- DATA ROWS

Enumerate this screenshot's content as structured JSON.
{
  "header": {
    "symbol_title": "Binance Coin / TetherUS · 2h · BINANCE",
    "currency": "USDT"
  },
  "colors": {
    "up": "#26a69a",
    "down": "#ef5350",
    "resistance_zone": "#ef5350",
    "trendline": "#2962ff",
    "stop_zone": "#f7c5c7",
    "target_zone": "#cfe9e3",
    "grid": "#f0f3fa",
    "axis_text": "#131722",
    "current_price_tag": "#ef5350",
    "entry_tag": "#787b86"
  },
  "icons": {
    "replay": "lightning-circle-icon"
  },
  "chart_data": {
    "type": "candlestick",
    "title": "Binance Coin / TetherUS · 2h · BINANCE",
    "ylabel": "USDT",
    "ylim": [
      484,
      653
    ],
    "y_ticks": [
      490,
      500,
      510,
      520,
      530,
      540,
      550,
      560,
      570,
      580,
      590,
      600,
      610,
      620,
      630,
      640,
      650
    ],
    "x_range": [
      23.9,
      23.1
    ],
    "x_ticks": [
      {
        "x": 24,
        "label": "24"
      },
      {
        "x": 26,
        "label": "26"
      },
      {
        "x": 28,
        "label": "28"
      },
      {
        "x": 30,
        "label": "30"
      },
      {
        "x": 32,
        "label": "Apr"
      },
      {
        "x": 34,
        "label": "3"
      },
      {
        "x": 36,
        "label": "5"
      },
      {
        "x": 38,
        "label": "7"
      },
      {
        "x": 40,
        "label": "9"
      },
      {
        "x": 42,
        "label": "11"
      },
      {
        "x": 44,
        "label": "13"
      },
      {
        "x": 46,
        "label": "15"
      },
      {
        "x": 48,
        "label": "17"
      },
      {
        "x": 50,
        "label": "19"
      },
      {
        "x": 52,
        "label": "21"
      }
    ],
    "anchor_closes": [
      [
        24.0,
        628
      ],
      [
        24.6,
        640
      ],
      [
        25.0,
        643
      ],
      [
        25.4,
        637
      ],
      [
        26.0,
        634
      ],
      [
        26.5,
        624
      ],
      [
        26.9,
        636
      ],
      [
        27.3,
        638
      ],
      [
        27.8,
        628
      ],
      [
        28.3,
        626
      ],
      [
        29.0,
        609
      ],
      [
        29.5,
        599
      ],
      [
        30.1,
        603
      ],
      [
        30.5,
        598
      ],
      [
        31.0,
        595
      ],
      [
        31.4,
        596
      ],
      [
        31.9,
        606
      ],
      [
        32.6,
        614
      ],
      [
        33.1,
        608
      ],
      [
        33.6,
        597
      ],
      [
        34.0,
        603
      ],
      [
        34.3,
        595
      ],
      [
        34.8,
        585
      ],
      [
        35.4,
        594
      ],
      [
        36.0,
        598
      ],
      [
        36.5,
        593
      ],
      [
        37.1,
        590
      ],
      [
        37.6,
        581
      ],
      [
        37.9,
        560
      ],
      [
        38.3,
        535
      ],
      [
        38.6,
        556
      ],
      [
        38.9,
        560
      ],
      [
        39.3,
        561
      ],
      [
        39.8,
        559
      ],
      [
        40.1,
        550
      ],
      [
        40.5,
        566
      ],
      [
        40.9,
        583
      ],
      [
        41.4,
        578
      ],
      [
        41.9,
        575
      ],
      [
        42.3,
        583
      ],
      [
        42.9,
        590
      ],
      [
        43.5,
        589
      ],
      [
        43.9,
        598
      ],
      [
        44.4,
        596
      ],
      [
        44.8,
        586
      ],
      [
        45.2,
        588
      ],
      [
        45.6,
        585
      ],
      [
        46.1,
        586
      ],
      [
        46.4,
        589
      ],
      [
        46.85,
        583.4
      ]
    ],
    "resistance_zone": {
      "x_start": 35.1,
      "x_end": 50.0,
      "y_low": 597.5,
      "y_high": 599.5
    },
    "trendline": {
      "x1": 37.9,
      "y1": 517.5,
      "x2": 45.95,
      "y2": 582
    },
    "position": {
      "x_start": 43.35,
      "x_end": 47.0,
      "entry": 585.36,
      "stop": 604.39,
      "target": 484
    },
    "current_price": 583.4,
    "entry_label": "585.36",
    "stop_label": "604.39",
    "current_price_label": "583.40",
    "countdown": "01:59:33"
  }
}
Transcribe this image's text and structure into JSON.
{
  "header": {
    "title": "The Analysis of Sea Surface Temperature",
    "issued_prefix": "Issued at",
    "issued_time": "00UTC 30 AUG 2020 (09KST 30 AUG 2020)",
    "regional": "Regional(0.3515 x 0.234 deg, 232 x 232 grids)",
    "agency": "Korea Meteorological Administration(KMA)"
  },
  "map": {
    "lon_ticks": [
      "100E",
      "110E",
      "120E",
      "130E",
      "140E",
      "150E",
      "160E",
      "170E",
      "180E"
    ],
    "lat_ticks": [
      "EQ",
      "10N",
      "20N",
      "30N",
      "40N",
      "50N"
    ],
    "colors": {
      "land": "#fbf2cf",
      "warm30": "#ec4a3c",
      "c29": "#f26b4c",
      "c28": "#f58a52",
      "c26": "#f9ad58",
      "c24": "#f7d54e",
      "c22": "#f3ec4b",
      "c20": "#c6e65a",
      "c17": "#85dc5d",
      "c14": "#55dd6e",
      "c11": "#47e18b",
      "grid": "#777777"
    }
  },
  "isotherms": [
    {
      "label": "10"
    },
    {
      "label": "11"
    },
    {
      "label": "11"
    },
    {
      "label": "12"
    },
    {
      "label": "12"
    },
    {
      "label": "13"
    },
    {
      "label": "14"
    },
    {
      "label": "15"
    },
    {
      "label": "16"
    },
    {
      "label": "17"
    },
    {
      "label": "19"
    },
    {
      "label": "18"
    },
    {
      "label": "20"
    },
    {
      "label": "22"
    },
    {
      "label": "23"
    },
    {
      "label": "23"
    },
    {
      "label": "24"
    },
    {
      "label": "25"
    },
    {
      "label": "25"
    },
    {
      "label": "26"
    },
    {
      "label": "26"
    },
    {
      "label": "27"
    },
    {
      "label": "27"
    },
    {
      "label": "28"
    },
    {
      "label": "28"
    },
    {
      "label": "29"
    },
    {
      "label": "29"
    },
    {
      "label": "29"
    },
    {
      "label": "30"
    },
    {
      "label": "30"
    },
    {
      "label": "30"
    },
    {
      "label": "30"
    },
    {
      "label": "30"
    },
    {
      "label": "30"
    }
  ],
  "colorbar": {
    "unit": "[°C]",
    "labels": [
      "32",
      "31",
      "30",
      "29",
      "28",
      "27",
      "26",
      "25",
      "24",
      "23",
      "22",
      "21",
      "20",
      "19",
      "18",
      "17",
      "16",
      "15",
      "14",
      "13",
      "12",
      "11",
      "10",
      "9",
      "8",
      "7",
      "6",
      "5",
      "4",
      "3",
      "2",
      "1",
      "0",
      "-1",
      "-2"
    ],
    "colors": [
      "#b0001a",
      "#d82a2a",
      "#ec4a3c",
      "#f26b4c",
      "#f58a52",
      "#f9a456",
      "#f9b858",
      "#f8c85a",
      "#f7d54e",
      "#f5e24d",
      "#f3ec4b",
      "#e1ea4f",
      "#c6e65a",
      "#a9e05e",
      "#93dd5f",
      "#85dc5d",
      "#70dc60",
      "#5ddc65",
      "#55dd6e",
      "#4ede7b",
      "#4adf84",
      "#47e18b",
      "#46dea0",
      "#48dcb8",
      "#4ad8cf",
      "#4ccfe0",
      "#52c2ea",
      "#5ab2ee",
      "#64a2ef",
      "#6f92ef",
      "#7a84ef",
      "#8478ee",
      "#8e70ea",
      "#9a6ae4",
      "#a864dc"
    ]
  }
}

- TASK DESCRIPTION
How many lines in the listing above contain the string "Coin"? Answer with the number only.

- EXERCISE ANSWER
2